DIRECTIONS FOR THIS TASK: Find the lines with the string "text" and return them.

Stored records:
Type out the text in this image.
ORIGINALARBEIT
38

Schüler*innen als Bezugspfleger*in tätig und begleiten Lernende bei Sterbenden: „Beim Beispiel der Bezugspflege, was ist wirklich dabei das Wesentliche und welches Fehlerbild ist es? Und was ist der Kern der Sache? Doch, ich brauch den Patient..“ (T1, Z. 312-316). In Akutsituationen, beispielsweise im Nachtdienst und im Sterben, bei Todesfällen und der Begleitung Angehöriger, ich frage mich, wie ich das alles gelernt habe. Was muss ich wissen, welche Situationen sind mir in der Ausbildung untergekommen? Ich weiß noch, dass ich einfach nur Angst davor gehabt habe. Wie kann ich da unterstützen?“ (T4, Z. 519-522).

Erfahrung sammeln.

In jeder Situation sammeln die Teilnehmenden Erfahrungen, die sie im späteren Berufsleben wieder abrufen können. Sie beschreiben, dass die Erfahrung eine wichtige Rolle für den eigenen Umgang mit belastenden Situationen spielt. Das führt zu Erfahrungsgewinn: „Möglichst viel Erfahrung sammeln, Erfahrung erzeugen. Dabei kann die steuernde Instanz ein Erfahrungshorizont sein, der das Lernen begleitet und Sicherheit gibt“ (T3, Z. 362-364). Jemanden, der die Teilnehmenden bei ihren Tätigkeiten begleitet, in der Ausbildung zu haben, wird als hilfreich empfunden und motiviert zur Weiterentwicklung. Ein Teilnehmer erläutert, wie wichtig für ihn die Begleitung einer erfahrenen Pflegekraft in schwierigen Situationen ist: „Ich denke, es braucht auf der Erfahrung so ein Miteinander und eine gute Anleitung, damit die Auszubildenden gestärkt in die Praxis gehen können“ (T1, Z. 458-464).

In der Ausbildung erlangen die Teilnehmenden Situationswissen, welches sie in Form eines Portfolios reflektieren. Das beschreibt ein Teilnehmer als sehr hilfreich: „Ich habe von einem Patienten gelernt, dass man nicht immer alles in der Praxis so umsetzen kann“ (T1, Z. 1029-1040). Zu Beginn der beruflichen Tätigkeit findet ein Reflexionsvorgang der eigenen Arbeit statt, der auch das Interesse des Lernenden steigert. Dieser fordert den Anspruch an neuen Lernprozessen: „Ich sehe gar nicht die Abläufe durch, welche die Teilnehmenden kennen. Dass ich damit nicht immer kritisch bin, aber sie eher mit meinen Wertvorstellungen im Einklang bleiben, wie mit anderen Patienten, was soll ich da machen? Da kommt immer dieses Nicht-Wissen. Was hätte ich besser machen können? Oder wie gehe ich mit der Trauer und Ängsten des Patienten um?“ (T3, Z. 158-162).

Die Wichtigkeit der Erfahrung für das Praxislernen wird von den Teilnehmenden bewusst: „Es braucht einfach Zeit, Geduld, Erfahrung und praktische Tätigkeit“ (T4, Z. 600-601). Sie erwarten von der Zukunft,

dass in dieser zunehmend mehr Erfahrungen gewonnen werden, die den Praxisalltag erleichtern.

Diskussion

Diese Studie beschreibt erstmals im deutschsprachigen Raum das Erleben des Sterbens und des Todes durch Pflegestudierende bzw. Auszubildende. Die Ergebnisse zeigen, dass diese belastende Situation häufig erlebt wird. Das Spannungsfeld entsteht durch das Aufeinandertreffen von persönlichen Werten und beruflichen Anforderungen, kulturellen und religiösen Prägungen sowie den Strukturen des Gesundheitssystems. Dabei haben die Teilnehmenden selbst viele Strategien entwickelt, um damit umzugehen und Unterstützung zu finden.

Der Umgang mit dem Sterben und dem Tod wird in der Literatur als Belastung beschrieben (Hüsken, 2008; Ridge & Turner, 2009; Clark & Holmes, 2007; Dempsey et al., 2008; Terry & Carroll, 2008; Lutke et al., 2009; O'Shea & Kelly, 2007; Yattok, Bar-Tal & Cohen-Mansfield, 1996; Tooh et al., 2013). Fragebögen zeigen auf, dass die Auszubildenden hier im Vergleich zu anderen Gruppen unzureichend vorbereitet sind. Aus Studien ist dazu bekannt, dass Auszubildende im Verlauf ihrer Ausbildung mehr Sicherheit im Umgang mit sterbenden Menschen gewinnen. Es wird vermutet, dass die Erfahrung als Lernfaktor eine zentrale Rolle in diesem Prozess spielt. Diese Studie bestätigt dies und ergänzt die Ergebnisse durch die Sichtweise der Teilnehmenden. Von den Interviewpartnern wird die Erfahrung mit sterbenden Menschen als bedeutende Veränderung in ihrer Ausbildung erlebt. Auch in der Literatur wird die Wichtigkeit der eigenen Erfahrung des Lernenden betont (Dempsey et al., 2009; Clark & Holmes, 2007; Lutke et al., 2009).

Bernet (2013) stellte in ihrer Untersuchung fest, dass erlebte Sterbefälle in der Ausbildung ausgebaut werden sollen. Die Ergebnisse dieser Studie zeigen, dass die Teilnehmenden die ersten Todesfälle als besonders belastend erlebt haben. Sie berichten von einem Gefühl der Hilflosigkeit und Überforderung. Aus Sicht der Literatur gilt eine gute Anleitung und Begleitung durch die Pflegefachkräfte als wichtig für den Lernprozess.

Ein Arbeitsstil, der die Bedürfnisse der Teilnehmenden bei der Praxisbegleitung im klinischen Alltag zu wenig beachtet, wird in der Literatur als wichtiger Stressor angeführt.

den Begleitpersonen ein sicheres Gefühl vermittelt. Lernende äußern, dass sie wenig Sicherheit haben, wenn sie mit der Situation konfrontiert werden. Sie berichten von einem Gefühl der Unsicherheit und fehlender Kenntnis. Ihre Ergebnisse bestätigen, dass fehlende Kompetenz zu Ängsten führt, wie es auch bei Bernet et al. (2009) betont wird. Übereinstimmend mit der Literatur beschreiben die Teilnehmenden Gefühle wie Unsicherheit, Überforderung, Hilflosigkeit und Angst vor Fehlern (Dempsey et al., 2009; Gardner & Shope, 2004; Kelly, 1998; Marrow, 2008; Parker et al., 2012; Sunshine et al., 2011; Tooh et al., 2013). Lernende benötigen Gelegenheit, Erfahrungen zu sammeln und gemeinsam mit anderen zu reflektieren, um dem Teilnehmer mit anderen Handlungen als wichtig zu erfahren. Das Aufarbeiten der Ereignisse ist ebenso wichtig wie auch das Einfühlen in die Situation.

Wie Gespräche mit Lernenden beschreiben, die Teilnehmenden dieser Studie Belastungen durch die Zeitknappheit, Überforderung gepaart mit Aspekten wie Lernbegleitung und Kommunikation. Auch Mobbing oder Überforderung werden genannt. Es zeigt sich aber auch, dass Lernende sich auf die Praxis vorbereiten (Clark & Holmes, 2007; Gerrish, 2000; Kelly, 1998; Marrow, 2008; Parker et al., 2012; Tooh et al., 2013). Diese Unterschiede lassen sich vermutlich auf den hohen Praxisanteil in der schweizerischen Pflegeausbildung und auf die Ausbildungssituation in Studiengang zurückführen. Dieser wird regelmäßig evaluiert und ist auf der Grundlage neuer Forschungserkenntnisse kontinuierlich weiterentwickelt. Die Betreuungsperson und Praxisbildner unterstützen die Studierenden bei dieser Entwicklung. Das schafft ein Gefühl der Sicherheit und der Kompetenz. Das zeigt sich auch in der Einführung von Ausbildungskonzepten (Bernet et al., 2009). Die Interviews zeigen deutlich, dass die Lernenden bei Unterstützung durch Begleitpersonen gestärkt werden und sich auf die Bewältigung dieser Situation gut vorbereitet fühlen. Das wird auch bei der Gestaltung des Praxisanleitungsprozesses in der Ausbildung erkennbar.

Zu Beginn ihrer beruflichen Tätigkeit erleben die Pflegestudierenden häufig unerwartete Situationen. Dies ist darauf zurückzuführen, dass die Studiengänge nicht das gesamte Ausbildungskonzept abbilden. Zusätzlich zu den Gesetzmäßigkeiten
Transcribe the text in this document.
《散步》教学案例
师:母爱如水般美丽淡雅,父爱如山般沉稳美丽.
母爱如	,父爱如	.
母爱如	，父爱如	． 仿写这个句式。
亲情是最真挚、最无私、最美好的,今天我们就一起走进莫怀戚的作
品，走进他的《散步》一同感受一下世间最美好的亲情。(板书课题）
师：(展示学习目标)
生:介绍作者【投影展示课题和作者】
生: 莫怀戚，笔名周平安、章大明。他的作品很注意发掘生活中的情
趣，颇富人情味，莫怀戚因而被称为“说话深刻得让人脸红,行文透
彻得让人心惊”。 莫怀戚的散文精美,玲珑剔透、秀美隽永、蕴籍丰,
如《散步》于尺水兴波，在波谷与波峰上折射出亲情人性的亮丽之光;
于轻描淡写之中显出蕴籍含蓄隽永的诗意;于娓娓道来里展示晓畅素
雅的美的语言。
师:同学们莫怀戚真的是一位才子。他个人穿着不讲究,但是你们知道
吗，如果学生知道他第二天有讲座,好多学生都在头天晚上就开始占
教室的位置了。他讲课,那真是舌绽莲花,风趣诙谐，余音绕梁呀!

TASK OUTPUT:
Type out the text in this image.
Transcribe the text in this document.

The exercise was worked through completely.